Entries taken from a collection
## start

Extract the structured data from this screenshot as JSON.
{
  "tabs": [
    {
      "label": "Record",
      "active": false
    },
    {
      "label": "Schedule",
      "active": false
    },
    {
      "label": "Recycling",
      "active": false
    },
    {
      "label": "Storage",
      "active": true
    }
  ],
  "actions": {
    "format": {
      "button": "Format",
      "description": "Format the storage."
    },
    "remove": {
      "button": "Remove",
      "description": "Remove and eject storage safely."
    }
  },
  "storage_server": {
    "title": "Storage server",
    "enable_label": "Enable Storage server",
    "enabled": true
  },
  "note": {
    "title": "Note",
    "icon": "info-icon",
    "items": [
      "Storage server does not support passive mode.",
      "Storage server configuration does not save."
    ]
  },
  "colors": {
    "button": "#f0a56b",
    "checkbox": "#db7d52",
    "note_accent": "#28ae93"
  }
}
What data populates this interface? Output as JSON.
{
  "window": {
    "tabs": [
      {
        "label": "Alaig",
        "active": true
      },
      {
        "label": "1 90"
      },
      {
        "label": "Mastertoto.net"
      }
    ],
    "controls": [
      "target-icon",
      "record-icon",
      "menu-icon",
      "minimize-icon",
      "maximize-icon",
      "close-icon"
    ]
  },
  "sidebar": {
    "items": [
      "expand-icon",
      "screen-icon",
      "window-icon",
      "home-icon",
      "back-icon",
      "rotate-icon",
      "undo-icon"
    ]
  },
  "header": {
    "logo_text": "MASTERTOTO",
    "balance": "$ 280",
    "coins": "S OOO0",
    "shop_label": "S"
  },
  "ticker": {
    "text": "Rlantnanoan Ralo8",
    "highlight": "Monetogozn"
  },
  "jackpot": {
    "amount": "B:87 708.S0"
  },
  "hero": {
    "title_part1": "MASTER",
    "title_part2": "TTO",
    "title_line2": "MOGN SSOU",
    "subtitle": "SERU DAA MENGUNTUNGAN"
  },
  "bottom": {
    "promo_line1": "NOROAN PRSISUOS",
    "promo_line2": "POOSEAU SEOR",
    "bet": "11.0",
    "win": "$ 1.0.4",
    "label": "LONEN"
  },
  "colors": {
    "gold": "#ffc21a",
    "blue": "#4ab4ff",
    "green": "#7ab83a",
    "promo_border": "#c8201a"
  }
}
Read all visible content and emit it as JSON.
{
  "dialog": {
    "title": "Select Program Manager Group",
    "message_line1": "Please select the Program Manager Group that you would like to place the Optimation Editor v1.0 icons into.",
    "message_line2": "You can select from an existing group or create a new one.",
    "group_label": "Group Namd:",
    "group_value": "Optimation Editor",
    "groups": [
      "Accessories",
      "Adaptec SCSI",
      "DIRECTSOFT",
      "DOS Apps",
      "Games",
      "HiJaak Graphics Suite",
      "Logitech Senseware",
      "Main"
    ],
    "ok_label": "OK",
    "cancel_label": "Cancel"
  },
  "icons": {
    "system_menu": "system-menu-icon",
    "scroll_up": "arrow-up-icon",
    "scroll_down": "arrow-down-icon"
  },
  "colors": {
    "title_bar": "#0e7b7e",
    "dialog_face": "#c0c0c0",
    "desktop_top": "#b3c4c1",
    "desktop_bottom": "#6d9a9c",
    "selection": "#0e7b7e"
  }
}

## end

▶ **TASK DIRECTIONS**:
Would you write down every record again, exactly?

▶ **IN RESPONSE**:
Extract the structured data from this screenshot as JSON.
{
  "tabs": [
    {
      "label": "Record",
      "active": false
    },
    {
      "label": "Schedule",
      "active": false
    },
    {
      "label": "Recycling",
      "active": false
    },
    {
      "label": "Storage",
      "active": true
    }
  ],
  "actions": {
    "format": {
      "button": "Format",
      "description": "Format the storage."
    },
    "remove": {
      "button": "Remove",
      "description": "Remove and eject storage safely."
    }
  },
  "storage_server": {
    "title": "Storage server",
    "enable_label": "Enable Storage server",
    "enabled": true
  },
  "note": {
    "title": "Note",
    "icon": "info-icon",
    "items": [
      "Storage server does not support passive mode.",
      "Storage server configuration does not save."
    ]
  },
  "colors": {
    "button": "#f0a56b",
    "checkbox": "#db7d52",
    "note_accent": "#28ae93"
  }
}
What data populates this interface? Output as JSON.
{
  "window": {
    "tabs": [
      {
        "label": "Alaig",
        "active": true
      },
      {
        "label": "1 90"
      },
      {
        "label": "Mastertoto.net"
      }
    ],
    "controls": [
      "target-icon",
      "record-icon",
      "menu-icon",
      "minimize-icon",
      "maximize-icon",
      "close-icon"
    ]
  },
  "sidebar": {
    "items": [
      "expand-icon",
      "screen-icon",
      "window-icon",
      "home-icon",
      "back-icon",
      "rotate-icon",
      "undo-icon"
    ]
  },
  "header": {
    "logo_text": "MASTERTOTO",
    "balance": "$ 280",
    "coins": "S OOO0",
    "shop_label": "S"
  },
  "ticker": {
    "text": "Rlantnanoan Ralo8",
    "highlight": "Monetogozn"
  },
  "jackpot": {
    "amount": "B:87 708.S0"
  },
  "hero": {
    "title_part1": "MASTER",
    "title_part2": "TTO",
    "title_line2": "MOGN SSOU",
    "subtitle": "SERU DAA MENGUNTUNGAN"
  },
  "bottom": {
    "promo_line1": "NOROAN PRSISUOS",
    "promo_line2": "POOSEAU SEOR",
    "bet": "11.0",
    "win": "$ 1.0.4",
    "label": "LONEN"
  },
  "colors": {
    "gold": "#ffc21a",
    "blue": "#4ab4ff",
    "green": "#7ab83a",
    "promo_border": "#c8201a"
  }
}
Read all visible content and emit it as JSON.
{
  "dialog": {
    "title": "Select Program Manager Group",
    "message_line1": "Please select the Program Manager Group that you would like to place the Optimation Editor v1.0 icons into.",
    "message_line2": "You can select from an existing group or create a new one.",
    "group_label": "Group Namd:",
    "group_value": "Optimation Editor",
    "groups": [
      "Accessories",
      "Adaptec SCSI",
      "DIRECTSOFT",
      "DOS Apps",
      "Games",
      "HiJaak Graphics Suite",
      "Logitech Senseware",
      "Main"
    ],
    "ok_label": "OK",
    "cancel_label": "Cancel"
  },
  "icons": {
    "system_menu": "system-menu-icon",
    "scroll_up": "arrow-up-icon",
    "scroll_down": "arrow-down-icon"
  },
  "colors": {
    "title_bar": "#0e7b7e",
    "dialog_face": "#c0c0c0",
    "desktop_top": "#b3c4c1",
    "desktop_bottom": "#6d9a9c",
    "selection": "#0e7b7e"
  }
}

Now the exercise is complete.